Write the material out again exactly.

+--

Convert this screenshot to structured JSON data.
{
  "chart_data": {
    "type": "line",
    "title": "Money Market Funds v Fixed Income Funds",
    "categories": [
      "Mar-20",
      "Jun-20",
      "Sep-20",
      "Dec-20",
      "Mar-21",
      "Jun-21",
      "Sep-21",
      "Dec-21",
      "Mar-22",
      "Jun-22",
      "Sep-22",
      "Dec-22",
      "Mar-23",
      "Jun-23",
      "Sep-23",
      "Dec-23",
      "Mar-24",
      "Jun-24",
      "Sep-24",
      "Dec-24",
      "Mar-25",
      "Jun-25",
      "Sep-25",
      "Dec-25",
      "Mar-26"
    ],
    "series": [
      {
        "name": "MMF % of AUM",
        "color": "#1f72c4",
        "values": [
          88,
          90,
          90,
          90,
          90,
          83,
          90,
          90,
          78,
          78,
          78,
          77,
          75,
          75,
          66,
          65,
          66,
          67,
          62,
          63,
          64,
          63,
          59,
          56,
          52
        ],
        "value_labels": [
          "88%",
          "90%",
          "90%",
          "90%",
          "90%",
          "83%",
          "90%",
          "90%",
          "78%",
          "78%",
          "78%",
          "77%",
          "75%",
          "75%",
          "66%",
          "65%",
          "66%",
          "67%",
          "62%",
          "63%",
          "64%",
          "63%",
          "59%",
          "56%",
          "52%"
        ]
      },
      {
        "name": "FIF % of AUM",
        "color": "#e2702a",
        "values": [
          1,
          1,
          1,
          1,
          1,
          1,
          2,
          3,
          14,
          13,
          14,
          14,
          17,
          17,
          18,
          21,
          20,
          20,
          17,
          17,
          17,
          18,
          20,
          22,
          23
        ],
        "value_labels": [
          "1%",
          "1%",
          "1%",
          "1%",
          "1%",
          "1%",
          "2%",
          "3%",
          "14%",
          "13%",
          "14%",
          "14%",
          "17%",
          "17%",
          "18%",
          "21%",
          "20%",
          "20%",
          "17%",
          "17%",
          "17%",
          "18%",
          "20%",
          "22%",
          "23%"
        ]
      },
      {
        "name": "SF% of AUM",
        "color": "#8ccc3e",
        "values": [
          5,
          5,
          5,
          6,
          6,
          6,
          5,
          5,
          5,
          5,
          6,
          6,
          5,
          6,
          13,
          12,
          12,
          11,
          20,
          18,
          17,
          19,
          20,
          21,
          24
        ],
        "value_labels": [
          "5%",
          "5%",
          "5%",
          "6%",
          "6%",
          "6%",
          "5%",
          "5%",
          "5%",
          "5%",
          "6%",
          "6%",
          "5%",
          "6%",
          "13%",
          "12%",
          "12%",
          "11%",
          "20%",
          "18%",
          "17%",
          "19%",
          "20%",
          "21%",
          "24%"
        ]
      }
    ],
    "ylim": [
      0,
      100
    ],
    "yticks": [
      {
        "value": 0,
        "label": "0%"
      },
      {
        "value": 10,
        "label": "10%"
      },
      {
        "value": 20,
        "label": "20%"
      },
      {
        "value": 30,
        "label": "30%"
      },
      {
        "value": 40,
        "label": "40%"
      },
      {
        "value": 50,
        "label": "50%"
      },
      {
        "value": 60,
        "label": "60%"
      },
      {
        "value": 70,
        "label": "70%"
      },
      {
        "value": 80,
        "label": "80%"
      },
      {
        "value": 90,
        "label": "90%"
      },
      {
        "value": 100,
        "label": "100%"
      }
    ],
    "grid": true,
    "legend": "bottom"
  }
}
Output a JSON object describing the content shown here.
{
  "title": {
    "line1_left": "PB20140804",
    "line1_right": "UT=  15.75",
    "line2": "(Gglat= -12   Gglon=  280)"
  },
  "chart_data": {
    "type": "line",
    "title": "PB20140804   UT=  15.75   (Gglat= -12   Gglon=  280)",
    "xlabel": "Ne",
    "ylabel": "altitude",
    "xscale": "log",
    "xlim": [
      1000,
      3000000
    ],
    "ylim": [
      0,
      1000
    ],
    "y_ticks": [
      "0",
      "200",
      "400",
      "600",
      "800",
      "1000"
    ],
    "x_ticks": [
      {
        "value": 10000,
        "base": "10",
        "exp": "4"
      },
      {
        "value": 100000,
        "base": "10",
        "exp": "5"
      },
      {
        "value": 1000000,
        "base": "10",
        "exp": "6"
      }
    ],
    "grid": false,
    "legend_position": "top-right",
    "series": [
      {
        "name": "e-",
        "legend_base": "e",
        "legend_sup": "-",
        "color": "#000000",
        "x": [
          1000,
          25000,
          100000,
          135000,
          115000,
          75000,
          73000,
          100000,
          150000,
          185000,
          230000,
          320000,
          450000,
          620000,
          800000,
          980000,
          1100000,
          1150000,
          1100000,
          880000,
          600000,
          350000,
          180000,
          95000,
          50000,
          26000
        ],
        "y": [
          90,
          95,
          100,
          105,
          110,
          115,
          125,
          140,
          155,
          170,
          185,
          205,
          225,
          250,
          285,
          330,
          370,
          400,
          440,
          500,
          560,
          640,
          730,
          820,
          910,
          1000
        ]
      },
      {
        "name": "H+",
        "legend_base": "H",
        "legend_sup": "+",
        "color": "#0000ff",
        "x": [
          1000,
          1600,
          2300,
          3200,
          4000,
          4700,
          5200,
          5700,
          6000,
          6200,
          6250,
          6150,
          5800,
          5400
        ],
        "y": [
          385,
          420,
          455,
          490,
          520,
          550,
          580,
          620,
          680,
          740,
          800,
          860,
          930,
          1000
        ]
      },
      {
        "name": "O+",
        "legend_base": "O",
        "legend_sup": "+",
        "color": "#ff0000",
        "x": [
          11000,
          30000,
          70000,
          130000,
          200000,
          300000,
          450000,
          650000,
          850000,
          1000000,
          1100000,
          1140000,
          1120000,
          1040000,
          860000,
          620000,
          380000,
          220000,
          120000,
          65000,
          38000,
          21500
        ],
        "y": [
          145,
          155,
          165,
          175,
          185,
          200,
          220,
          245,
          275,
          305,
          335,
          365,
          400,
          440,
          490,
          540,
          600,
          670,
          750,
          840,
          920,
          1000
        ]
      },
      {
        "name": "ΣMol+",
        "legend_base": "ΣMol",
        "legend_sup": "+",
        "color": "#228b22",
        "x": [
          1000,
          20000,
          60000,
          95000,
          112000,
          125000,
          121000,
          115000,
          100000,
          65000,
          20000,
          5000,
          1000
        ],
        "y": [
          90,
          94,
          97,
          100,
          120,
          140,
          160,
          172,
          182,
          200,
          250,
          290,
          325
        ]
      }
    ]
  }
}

+--

RESPONSE FOR THIS EXERCISE =
Convert this screenshot to structured JSON data.
{
  "chart_data": {
    "type": "line",
    "title": "Money Market Funds v Fixed Income Funds",
    "categories": [
      "Mar-20",
      "Jun-20",
      "Sep-20",
      "Dec-20",
      "Mar-21",
      "Jun-21",
      "Sep-21",
      "Dec-21",
      "Mar-22",
      "Jun-22",
      "Sep-22",
      "Dec-22",
      "Mar-23",
      "Jun-23",
      "Sep-23",
      "Dec-23",
      "Mar-24",
      "Jun-24",
      "Sep-24",
      "Dec-24",
      "Mar-25",
      "Jun-25",
      "Sep-25",
      "Dec-25",
      "Mar-26"
    ],
    "series": [
      {
        "name": "MMF % of AUM",
        "color": "#1f72c4",
        "values": [
          88,
          90,
          90,
          90,
          90,
          83,
          90,
          90,
          78,
          78,
          78,
          77,
          75,
          75,
          66,
          65,
          66,
          67,
          62,
          63,
          64,
          63,
          59,
          56,
          52
        ],
        "value_labels": [
          "88%",
          "90%",
          "90%",
          "90%",
          "90%",
          "83%",
          "90%",
          "90%",
          "78%",
          "78%",
          "78%",
          "77%",
          "75%",
          "75%",
          "66%",
          "65%",
          "66%",
          "67%",
          "62%",
          "63%",
          "64%",
          "63%",
          "59%",
          "56%",
          "52%"
        ]
      },
      {
        "name": "FIF % of AUM",
        "color": "#e2702a",
        "values": [
          1,
          1,
          1,
          1,
          1,
          1,
          2,
          3,
          14,
          13,
          14,
          14,
          17,
          17,
          18,
          21,
          20,
          20,
          17,
          17,
          17,
          18,
          20,
          22,
          23
        ],
        "value_labels": [
          "1%",
          "1%",
          "1%",
          "1%",
          "1%",
          "1%",
          "2%",
          "3%",
          "14%",
          "13%",
          "14%",
          "14%",
          "17%",
          "17%",
          "18%",
          "21%",
          "20%",
          "20%",
          "17%",
          "17%",
          "17%",
          "18%",
          "20%",
          "22%",
          "23%"
        ]
      },
      {
        "name": "SF% of AUM",
        "color": "#8ccc3e",
        "values": [
          5,
          5,
          5,
          6,
          6,
          6,
          5,
          5,
          5,
          5,
          6,
          6,
          5,
          6,
          13,
          12,
          12,
          11,
          20,
          18,
          17,
          19,
          20,
          21,
          24
        ],
        "value_labels": [
          "5%",
          "5%",
          "5%",
          "6%",
          "6%",
          "6%",
          "5%",
          "5%",
          "5%",
          "5%",
          "6%",
          "6%",
          "5%",
          "6%",
          "13%",
          "12%",
          "12%",
          "11%",
          "20%",
          "18%",
          "17%",
          "19%",
          "20%",
          "21%",
          "24%"
        ]
      }
    ],
    "ylim": [
      0,
      100
    ],
    "yticks": [
      {
        "value": 0,
        "label": "0%"
      },
      {
        "value": 10,
        "label": "10%"
      },
      {
        "value": 20,
        "label": "20%"
      },
      {
        "value": 30,
        "label": "30%"
      },
      {
        "value": 40,
        "label": "40%"
      },
      {
        "value": 50,
        "label": "50%"
      },
      {
        "value": 60,
        "label": "60%"
      },
      {
        "value": 70,
        "label": "70%"
      },
      {
        "value": 80,
        "label": "80%"
      },
      {
        "value": 90,
        "label": "90%"
      },
      {
        "value": 100,
        "label": "100%"
      }
    ],
    "grid": true,
    "legend": "bottom"
  }
}
Output a JSON object describing the content shown here.
{
  "title": {
    "line1_left": "PB20140804",
    "line1_right": "UT=  15.75",
    "line2": "(Gglat= -12   Gglon=  280)"
  },
  "chart_data": {
    "type": "line",
    "title": "PB20140804   UT=  15.75   (Gglat= -12   Gglon=  280)",
    "xlabel": "Ne",
    "ylabel": "altitude",
    "xscale": "log",
    "xlim": [
      1000,
      3000000
    ],
    "ylim": [
      0,
      1000
    ],
    "y_ticks": [
      "0",
      "200",
      "400",
      "600",
      "800",
      "1000"
    ],
    "x_ticks": [
      {
        "value": 10000,
        "base": "10",
        "exp": "4"
      },
      {
        "value": 100000,
        "base": "10",
        "exp": "5"
      },
      {
        "value": 1000000,
        "base": "10",
        "exp": "6"
      }
    ],
    "grid": false,
    "legend_position": "top-right",
    "series": [
      {
        "name": "e-",
        "legend_base": "e",
        "legend_sup": "-",
        "color": "#000000",
        "x": [
          1000,
          25000,
          100000,
          135000,
          115000,
          75000,
          73000,
          100000,
          150000,
          185000,
          230000,
          320000,
          450000,
          620000,
          800000,
          980000,
          1100000,
          1150000,
          1100000,
          880000,
          600000,
          350000,
          180000,
          95000,
          50000,
          26000
        ],
        "y": [
          90,
          95,
          100,
          105,
          110,
          115,
          125,
          140,
          155,
          170,
          185,
          205,
          225,
          250,
          285,
          330,
          370,
          400,
          440,
          500,
          560,
          640,
          730,
          820,
          910,
          1000
        ]
      },
      {
        "name": "H+",
        "legend_base": "H",
        "legend_sup": "+",
        "color": "#0000ff",
        "x": [
          1000,
          1600,
          2300,
          3200,
          4000,
          4700,
          5200,
          5700,
          6000,
          6200,
          6250,
          6150,
          5800,
          5400
        ],
        "y": [
          385,
          420,
          455,
          490,
          520,
          550,
          580,
          620,
          680,
          740,
          800,
          860,
          930,
          1000
        ]
      },
      {
        "name": "O+",
        "legend_base": "O",
        "legend_sup": "+",
        "color": "#ff0000",
        "x": [
          11000,
          30000,
          70000,
          130000,
          200000,
          300000,
          450000,
          650000,
          850000,
          1000000,
          1100000,
          1140000,
          1120000,
          1040000,
          860000,
          620000,
          380000,
          220000,
          120000,
          65000,
          38000,
          21500
        ],
        "y": [
          145,
          155,
          165,
          175,
          185,
          200,
          220,
          245,
          275,
          305,
          335,
          365,
          400,
          440,
          490,
          540,
          600,
          670,
          750,
          840,
          920,
          1000
        ]
      },
      {
        "name": "ΣMol+",
        "legend_base": "ΣMol",
        "legend_sup": "+",
        "color": "#228b22",
        "x": [
          1000,
          20000,
          60000,
          95000,
          112000,
          125000,
          121000,
          115000,
          100000,
          65000,
          20000,
          5000,
          1000
        ],
        "y": [
          90,
          94,
          97,
          100,
          120,
          140,
          160,
          172,
          182,
          200,
          250,
          290,
          325
        ]
      }
    ]
  }
}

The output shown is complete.